Information shown:
________
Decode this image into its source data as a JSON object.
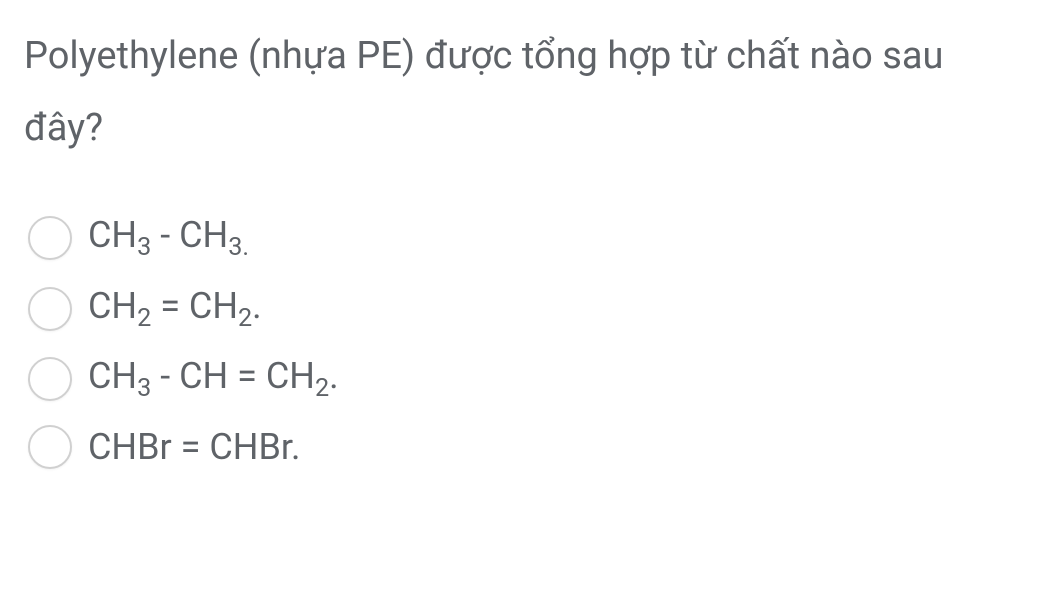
{
  "question": {
    "text": "Polyethylene (nhựa PE) được tổng hợp từ chất nào sau đây?"
  },
  "options": [
    {
      "formula_parts": [
        {
          "text": "CH",
          "sub": "3"
        },
        {
          "text": " - CH",
          "sub": "3."
        }
      ]
    },
    {
      "formula_parts": [
        {
          "text": "CH",
          "sub": "2"
        },
        {
          "text": " = CH",
          "sub": "2"
        },
        {
          "text": ".",
          "sub": ""
        }
      ]
    },
    {
      "formula_parts": [
        {
          "text": "CH",
          "sub": "3"
        },
        {
          "text": " - CH = CH",
          "sub": "2"
        },
        {
          "text": ".",
          "sub": ""
        }
      ]
    },
    {
      "formula_parts": [
        {
          "text": "CHBr = CHBr.",
          "sub": ""
        }
      ]
    }
  ],
  "styling": {
    "text_color": "#5f6368",
    "background_color": "#ffffff",
    "radio_border_color": "#d0d0d0",
    "question_fontsize": 38,
    "option_fontsize": 36
  }
}
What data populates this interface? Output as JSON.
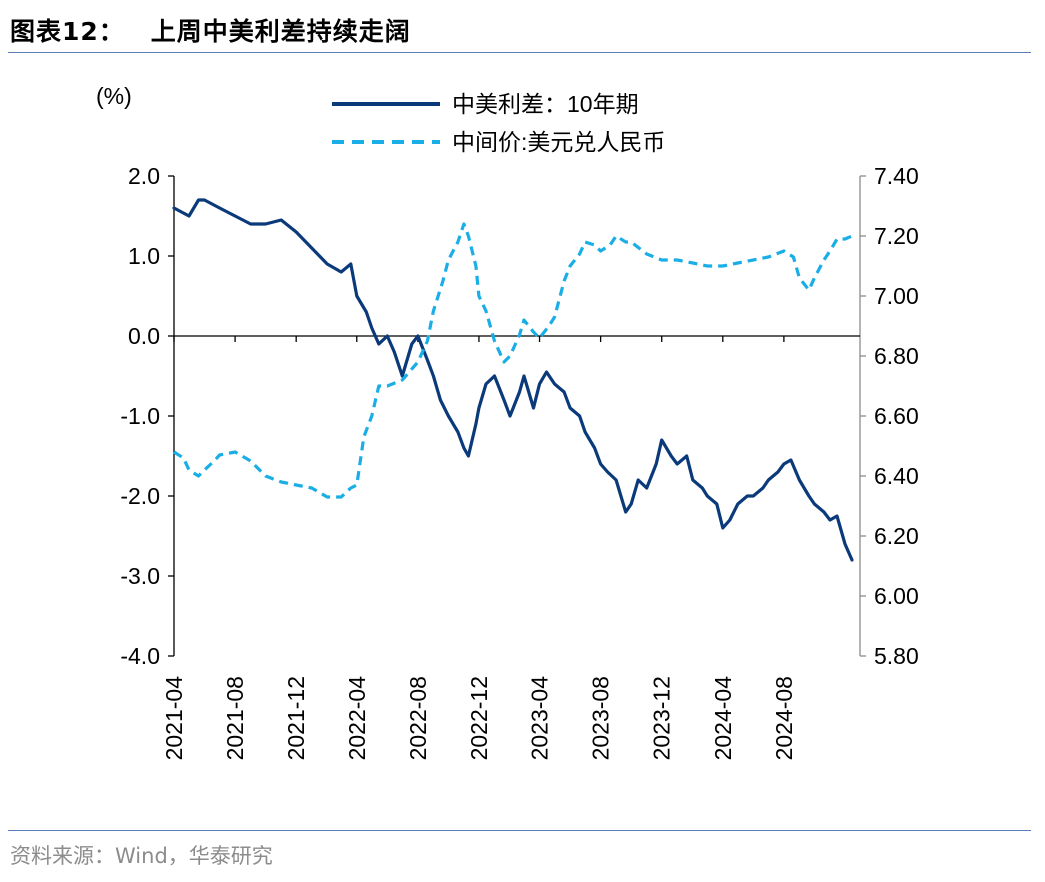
{
  "title": {
    "prefix": "图表12：",
    "text": "上周中美利差持续走阔"
  },
  "source": "资料来源：Wind，华泰研究",
  "chart_data": {
    "type": "line",
    "left_axis_unit": "(%)",
    "ylim_left": [
      -4.0,
      2.0
    ],
    "ylim_right": [
      5.8,
      7.4
    ],
    "yticks_left": [
      "2.0",
      "1.0",
      "0.0",
      "-1.0",
      "-2.0",
      "-3.0",
      "-4.0"
    ],
    "yticks_right": [
      "7.40",
      "7.20",
      "7.00",
      "6.80",
      "6.60",
      "6.40",
      "6.20",
      "6.00",
      "5.80"
    ],
    "xticks": [
      "2021-04",
      "2021-08",
      "2021-12",
      "2022-04",
      "2022-08",
      "2022-12",
      "2023-04",
      "2023-08",
      "2023-12",
      "2024-04",
      "2024-08"
    ],
    "legend": [
      {
        "label": "中美利差：10年期",
        "style": "solid",
        "color": "#0b3a7a",
        "axis": "left"
      },
      {
        "label": "中间价:美元兑人民币",
        "style": "dashed",
        "color": "#1aaee6",
        "axis": "right"
      }
    ],
    "series": [
      {
        "name": "中美利差：10年期",
        "axis": "left",
        "x": [
          "2021-04-01",
          "2021-05-01",
          "2021-05-20",
          "2021-06-01",
          "2021-07-01",
          "2021-08-01",
          "2021-09-01",
          "2021-10-01",
          "2021-11-01",
          "2021-12-01",
          "2022-01-01",
          "2022-02-01",
          "2022-03-01",
          "2022-03-20",
          "2022-04-01",
          "2022-04-20",
          "2022-05-01",
          "2022-05-15",
          "2022-06-01",
          "2022-06-15",
          "2022-07-01",
          "2022-07-20",
          "2022-08-01",
          "2022-08-20",
          "2022-09-01",
          "2022-09-15",
          "2022-10-01",
          "2022-10-20",
          "2022-11-01",
          "2022-11-10",
          "2022-11-25",
          "2022-12-01",
          "2022-12-15",
          "2023-01-01",
          "2023-01-20",
          "2023-02-01",
          "2023-02-20",
          "2023-03-01",
          "2023-03-20",
          "2023-04-01",
          "2023-04-15",
          "2023-05-01",
          "2023-05-20",
          "2023-06-01",
          "2023-06-20",
          "2023-07-01",
          "2023-07-20",
          "2023-08-01",
          "2023-08-15",
          "2023-09-01",
          "2023-09-20",
          "2023-10-01",
          "2023-10-15",
          "2023-11-01",
          "2023-11-20",
          "2023-12-01",
          "2023-12-20",
          "2024-01-01",
          "2024-01-20",
          "2024-02-01",
          "2024-02-20",
          "2024-03-01",
          "2024-03-20",
          "2024-04-01",
          "2024-04-15",
          "2024-05-01",
          "2024-05-20",
          "2024-06-01",
          "2024-06-20",
          "2024-07-01",
          "2024-07-20",
          "2024-08-01",
          "2024-08-15",
          "2024-09-01",
          "2024-09-20",
          "2024-10-01",
          "2024-10-20",
          "2024-11-01",
          "2024-11-15",
          "2024-12-01",
          "2024-12-15"
        ],
        "values": [
          1.6,
          1.5,
          1.7,
          1.7,
          1.6,
          1.5,
          1.4,
          1.4,
          1.45,
          1.3,
          1.1,
          0.9,
          0.8,
          0.9,
          0.5,
          0.3,
          0.1,
          -0.1,
          0.0,
          -0.2,
          -0.5,
          -0.1,
          0.0,
          -0.3,
          -0.5,
          -0.8,
          -1.0,
          -1.2,
          -1.4,
          -1.5,
          -1.1,
          -0.9,
          -0.6,
          -0.5,
          -0.8,
          -1.0,
          -0.7,
          -0.5,
          -0.9,
          -0.6,
          -0.45,
          -0.6,
          -0.7,
          -0.9,
          -1.0,
          -1.2,
          -1.4,
          -1.6,
          -1.7,
          -1.8,
          -2.2,
          -2.1,
          -1.8,
          -1.9,
          -1.6,
          -1.3,
          -1.5,
          -1.6,
          -1.5,
          -1.8,
          -1.9,
          -2.0,
          -2.1,
          -2.4,
          -2.3,
          -2.1,
          -2.0,
          -2.0,
          -1.9,
          -1.8,
          -1.7,
          -1.6,
          -1.55,
          -1.8,
          -2.0,
          -2.1,
          -2.2,
          -2.3,
          -2.25,
          -2.6,
          -2.8
        ]
      },
      {
        "name": "中间价:美元兑人民币",
        "axis": "right",
        "x": [
          "2021-04-01",
          "2021-04-20",
          "2021-05-01",
          "2021-05-20",
          "2021-06-01",
          "2021-06-20",
          "2021-07-01",
          "2021-08-01",
          "2021-09-01",
          "2021-10-01",
          "2021-11-01",
          "2021-12-01",
          "2022-01-01",
          "2022-02-01",
          "2022-03-01",
          "2022-03-20",
          "2022-04-01",
          "2022-04-15",
          "2022-05-01",
          "2022-05-15",
          "2022-06-01",
          "2022-07-01",
          "2022-08-01",
          "2022-08-20",
          "2022-09-01",
          "2022-09-20",
          "2022-10-01",
          "2022-10-20",
          "2022-11-01",
          "2022-11-10",
          "2022-11-25",
          "2022-12-01",
          "2022-12-15",
          "2023-01-01",
          "2023-01-20",
          "2023-02-01",
          "2023-02-20",
          "2023-03-01",
          "2023-03-20",
          "2023-04-01",
          "2023-04-20",
          "2023-05-01",
          "2023-05-20",
          "2023-06-01",
          "2023-06-20",
          "2023-07-01",
          "2023-07-20",
          "2023-08-01",
          "2023-08-20",
          "2023-09-01",
          "2023-09-20",
          "2023-10-01",
          "2023-11-01",
          "2023-12-01",
          "2024-01-01",
          "2024-02-01",
          "2024-03-01",
          "2024-04-01",
          "2024-05-01",
          "2024-06-01",
          "2024-07-01",
          "2024-08-01",
          "2024-08-20",
          "2024-09-01",
          "2024-09-20",
          "2024-10-01",
          "2024-10-20",
          "2024-11-01",
          "2024-11-15",
          "2024-12-01",
          "2024-12-15"
        ],
        "values": [
          6.48,
          6.46,
          6.42,
          6.4,
          6.42,
          6.45,
          6.47,
          6.48,
          6.45,
          6.4,
          6.38,
          6.37,
          6.36,
          6.33,
          6.33,
          6.36,
          6.37,
          6.53,
          6.6,
          6.7,
          6.7,
          6.72,
          6.78,
          6.85,
          6.95,
          7.05,
          7.12,
          7.18,
          7.24,
          7.2,
          7.1,
          7.0,
          6.95,
          6.85,
          6.78,
          6.8,
          6.87,
          6.92,
          6.88,
          6.86,
          6.9,
          6.93,
          7.05,
          7.1,
          7.14,
          7.18,
          7.17,
          7.15,
          7.17,
          7.2,
          7.18,
          7.18,
          7.14,
          7.12,
          7.12,
          7.11,
          7.1,
          7.1,
          7.11,
          7.12,
          7.13,
          7.15,
          7.13,
          7.06,
          7.02,
          7.06,
          7.12,
          7.15,
          7.19,
          7.19,
          7.2
        ]
      }
    ]
  }
}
________
Directions: Gather, from the listing above, every line carrying the word "source".

Answer to this problem:
Decode this image into its source data as a JSON object.
  "source": "资料来源：Wind，华泰研究",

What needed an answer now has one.